- **TASK BRIEF**:
Copy each line below in which the string "text" occurs.

** Begin **

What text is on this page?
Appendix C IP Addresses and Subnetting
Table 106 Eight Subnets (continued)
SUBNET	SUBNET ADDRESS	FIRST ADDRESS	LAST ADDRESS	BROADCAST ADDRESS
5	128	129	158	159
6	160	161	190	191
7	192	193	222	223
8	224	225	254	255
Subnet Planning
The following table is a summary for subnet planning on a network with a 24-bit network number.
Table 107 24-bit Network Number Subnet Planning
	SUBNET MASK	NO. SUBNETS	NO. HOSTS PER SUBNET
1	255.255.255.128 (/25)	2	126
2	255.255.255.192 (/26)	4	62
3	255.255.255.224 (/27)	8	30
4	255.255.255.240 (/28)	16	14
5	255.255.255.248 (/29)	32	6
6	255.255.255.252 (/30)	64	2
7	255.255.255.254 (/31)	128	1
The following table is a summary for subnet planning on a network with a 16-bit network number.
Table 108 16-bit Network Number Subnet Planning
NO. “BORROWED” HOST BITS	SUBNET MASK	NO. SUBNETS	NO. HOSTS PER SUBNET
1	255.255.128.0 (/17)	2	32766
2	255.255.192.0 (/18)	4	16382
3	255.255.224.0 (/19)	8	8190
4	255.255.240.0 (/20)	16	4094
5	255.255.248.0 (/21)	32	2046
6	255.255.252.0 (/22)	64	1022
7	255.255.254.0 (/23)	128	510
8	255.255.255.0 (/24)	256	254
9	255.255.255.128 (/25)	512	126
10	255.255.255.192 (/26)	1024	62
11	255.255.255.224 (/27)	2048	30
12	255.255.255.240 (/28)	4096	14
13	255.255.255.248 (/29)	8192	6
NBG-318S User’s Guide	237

** End **
** Begin **

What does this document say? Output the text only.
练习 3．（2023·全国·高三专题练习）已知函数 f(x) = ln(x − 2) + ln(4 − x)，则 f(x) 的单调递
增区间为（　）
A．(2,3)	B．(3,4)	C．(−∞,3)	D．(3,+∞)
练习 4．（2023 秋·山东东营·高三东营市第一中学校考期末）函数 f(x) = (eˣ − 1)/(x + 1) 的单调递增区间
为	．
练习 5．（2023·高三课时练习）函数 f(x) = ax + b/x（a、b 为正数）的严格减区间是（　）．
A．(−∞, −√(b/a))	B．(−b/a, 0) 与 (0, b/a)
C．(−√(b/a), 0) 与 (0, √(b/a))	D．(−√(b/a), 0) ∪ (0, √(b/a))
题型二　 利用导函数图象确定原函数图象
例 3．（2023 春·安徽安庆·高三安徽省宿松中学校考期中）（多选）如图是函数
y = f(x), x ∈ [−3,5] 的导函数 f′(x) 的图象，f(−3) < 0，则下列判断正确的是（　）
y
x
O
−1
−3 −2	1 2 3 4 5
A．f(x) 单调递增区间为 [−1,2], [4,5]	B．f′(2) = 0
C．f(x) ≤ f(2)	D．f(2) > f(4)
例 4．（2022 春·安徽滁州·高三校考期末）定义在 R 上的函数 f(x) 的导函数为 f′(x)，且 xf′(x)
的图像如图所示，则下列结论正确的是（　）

** End **

- **THE RESPONSE**:
What text is on this page?
What does this document say? Output the text only.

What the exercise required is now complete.